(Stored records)

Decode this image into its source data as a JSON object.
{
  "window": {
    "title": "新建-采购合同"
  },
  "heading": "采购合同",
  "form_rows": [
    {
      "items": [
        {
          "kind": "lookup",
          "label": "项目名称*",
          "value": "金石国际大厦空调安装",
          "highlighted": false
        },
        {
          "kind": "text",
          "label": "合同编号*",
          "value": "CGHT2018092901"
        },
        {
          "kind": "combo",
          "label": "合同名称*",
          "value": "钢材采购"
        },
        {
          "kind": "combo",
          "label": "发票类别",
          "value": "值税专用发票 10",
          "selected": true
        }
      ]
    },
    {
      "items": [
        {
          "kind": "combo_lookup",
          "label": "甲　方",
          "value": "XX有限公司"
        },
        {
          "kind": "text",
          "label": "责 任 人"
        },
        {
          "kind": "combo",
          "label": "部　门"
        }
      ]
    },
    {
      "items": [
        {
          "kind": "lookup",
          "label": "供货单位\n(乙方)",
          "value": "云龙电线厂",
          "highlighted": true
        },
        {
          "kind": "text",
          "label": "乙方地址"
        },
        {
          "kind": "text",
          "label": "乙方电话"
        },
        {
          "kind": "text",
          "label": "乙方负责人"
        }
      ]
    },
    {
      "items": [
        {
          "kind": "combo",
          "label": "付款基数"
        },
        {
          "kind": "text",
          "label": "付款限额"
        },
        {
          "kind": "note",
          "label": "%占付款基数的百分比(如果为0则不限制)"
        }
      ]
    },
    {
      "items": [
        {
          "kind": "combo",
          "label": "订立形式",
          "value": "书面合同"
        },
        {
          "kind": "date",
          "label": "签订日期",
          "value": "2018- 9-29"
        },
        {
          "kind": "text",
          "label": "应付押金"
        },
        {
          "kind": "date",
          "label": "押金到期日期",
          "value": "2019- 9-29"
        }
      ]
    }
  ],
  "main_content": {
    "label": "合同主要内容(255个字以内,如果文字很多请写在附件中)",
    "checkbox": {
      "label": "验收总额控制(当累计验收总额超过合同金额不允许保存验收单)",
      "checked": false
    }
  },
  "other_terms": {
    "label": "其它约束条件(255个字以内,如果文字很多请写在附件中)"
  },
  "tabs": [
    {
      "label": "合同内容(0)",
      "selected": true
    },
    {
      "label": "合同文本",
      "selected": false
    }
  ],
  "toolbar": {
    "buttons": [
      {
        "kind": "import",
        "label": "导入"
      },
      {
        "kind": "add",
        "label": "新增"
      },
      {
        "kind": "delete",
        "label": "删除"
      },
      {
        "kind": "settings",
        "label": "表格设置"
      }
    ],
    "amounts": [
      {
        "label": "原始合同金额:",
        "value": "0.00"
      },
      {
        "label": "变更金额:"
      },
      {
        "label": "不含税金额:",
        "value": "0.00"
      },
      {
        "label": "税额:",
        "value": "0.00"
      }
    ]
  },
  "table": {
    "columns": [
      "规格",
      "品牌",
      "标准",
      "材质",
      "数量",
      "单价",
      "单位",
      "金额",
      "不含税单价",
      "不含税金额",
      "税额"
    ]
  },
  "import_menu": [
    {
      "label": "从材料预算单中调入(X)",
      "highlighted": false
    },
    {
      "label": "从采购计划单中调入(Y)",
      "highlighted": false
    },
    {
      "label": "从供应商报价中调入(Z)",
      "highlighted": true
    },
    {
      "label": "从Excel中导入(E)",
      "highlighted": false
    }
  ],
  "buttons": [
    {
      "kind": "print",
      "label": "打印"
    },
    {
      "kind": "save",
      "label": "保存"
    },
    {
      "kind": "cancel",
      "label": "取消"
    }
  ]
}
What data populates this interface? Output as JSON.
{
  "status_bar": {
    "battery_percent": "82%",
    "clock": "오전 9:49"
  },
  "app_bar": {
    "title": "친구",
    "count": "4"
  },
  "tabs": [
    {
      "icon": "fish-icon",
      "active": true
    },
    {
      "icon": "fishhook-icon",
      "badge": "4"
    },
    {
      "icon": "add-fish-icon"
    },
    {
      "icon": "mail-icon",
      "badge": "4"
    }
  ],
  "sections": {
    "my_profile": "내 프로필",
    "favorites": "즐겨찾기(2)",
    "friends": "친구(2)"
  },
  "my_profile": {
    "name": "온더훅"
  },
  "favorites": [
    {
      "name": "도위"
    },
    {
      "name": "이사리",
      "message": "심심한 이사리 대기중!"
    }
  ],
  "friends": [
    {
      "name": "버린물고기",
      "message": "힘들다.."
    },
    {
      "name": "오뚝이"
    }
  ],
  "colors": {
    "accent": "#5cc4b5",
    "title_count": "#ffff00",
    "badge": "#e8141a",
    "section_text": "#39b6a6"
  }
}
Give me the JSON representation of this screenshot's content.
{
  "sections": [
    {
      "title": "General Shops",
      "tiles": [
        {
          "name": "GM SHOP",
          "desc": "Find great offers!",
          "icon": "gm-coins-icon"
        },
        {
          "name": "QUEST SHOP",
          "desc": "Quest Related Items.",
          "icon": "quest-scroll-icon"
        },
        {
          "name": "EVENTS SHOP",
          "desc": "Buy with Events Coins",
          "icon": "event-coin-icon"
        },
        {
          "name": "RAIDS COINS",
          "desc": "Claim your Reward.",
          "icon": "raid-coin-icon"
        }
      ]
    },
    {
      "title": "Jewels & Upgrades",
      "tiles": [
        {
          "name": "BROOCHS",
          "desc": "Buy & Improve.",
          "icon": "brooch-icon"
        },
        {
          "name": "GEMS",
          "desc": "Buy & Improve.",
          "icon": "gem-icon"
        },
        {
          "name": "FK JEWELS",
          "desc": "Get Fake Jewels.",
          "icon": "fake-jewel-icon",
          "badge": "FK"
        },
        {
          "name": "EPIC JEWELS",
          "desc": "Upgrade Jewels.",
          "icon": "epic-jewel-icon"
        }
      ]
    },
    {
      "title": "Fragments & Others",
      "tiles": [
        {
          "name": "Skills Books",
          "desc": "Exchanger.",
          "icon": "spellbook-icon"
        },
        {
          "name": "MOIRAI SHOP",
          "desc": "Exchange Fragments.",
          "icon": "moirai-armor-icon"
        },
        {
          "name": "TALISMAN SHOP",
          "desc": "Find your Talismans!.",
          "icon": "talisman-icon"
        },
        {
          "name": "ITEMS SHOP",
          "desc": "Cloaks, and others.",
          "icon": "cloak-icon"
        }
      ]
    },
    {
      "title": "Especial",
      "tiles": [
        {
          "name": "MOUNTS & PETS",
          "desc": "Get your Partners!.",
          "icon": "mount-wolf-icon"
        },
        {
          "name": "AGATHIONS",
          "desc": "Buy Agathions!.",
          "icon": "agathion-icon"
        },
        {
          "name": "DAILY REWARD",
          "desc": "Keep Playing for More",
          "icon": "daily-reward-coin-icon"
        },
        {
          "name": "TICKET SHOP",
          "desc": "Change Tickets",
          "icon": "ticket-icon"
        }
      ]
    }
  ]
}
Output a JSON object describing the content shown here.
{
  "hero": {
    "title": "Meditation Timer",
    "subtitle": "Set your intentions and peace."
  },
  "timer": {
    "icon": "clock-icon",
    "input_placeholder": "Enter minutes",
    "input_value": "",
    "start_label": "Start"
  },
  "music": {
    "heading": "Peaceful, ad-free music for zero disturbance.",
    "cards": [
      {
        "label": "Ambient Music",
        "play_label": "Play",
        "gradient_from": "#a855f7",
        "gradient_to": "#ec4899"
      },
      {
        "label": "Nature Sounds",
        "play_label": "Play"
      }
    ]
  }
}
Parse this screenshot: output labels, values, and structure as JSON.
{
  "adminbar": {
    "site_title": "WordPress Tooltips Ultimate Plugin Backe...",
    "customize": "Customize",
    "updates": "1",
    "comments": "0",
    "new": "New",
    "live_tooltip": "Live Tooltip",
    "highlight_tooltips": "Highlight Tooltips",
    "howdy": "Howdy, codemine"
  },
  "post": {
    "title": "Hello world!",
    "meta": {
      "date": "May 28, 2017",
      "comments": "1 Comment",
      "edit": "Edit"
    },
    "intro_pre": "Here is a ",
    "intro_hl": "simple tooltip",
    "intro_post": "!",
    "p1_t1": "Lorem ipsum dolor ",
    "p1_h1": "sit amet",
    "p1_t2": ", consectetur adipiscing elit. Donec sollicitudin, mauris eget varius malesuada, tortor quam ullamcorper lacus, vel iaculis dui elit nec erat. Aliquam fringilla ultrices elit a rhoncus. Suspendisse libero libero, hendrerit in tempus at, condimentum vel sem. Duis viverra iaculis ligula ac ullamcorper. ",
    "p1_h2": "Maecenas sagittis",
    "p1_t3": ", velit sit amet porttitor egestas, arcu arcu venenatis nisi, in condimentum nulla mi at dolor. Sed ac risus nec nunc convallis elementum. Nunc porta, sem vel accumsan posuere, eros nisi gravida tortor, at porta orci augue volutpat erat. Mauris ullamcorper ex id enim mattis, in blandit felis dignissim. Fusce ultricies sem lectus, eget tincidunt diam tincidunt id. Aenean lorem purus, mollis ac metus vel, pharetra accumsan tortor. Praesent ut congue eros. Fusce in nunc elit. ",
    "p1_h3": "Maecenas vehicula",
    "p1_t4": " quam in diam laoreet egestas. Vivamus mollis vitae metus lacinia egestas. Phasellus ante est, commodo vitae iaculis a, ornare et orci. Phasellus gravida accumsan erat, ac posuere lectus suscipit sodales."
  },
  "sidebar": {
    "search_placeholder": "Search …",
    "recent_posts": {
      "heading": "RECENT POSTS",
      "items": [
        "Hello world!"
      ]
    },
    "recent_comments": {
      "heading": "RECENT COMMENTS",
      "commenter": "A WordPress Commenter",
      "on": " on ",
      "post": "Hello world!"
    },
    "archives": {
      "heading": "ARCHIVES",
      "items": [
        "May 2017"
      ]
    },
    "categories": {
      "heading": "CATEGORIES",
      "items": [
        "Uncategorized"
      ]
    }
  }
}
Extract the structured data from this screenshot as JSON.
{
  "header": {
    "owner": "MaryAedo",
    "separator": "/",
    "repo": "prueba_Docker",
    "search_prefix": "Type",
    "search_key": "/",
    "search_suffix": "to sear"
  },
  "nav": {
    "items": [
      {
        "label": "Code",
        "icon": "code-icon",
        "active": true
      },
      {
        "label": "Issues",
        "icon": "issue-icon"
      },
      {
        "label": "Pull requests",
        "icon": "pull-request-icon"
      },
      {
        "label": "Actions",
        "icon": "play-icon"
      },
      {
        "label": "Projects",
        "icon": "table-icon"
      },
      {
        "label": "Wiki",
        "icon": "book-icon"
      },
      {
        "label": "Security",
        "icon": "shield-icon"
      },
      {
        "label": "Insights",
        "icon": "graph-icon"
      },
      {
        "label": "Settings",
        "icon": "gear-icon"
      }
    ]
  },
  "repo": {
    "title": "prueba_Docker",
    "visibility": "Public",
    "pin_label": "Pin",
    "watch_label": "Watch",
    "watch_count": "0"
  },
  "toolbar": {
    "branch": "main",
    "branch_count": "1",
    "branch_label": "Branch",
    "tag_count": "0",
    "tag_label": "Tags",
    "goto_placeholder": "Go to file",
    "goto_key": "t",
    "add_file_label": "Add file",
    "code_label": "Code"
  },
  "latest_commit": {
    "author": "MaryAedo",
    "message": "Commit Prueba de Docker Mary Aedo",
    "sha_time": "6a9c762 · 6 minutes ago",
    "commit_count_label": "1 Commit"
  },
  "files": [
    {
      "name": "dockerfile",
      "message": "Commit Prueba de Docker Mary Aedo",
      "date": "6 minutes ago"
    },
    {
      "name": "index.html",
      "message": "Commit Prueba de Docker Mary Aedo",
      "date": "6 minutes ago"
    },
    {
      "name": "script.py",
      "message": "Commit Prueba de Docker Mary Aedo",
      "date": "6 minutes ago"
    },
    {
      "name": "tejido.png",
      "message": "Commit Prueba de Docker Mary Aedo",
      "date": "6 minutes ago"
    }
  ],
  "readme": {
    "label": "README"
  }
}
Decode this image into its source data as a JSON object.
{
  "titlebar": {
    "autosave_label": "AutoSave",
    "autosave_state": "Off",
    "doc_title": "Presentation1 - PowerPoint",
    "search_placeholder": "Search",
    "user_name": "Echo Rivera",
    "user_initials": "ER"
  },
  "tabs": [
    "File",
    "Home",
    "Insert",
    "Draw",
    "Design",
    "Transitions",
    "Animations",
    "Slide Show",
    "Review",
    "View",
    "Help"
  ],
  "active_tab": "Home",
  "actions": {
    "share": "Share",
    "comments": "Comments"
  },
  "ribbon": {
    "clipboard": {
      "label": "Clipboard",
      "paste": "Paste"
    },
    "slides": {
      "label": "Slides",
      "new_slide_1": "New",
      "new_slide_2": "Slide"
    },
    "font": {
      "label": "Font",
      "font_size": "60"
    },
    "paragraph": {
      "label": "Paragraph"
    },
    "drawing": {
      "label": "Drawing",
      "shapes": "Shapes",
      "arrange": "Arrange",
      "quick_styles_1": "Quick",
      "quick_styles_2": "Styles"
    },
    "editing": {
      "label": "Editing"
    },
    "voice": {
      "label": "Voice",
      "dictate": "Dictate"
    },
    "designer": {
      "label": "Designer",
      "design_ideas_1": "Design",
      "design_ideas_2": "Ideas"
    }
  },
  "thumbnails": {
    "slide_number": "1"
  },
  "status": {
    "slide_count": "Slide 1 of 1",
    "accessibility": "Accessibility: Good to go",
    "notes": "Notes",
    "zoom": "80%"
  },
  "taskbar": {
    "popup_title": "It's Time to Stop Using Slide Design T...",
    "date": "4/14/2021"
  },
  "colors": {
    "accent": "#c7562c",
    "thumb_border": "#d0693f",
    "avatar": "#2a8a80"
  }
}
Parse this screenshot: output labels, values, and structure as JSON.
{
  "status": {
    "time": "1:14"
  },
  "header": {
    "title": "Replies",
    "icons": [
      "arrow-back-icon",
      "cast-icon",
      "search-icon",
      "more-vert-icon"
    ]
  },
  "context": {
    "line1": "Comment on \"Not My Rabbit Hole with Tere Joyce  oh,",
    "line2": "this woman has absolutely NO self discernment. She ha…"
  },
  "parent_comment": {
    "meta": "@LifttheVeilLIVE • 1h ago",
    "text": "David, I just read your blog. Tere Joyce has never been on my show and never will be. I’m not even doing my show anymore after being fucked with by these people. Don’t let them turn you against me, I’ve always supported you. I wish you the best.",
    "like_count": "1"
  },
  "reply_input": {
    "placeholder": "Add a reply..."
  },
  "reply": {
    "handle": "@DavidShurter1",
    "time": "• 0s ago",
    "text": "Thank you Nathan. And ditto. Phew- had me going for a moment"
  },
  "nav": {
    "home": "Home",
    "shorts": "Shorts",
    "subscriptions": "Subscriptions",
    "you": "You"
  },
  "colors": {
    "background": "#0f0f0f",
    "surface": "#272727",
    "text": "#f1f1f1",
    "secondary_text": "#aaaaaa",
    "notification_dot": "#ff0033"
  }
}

__EXERCISE INSTRUCTIONS__:
Track down every line with the word "mollis" and copy it.

__RESPONSE TO THE EXERCISE__:
    "p1_t3": ", velit sit amet porttitor egestas, arcu arcu venenatis nisi, in condimentum nulla mi at dolor. Sed ac risus nec nunc convallis elementum. Nunc porta, sem vel accumsan posuere, eros nisi gravida tortor, at porta orci augue volutpat erat. Mauris ullamcorper ex id enim mattis, in blandit felis dignissim. Fusce ultricies sem lectus, eget tincidunt diam tincidunt id. Aenean lorem purus, mollis ac metus vel, pharetra accumsan tortor. Praesent ut congue eros. Fusce in nunc elit. ",
    "p1_t4": " quam in diam laoreet egestas. Vivamus mollis vitae metus lacinia egestas. Phasellus ante est, commodo vitae iaculis a, ornare et orci. Phasellus gravida accumsan erat, ac posuere lectus suscipit sodales."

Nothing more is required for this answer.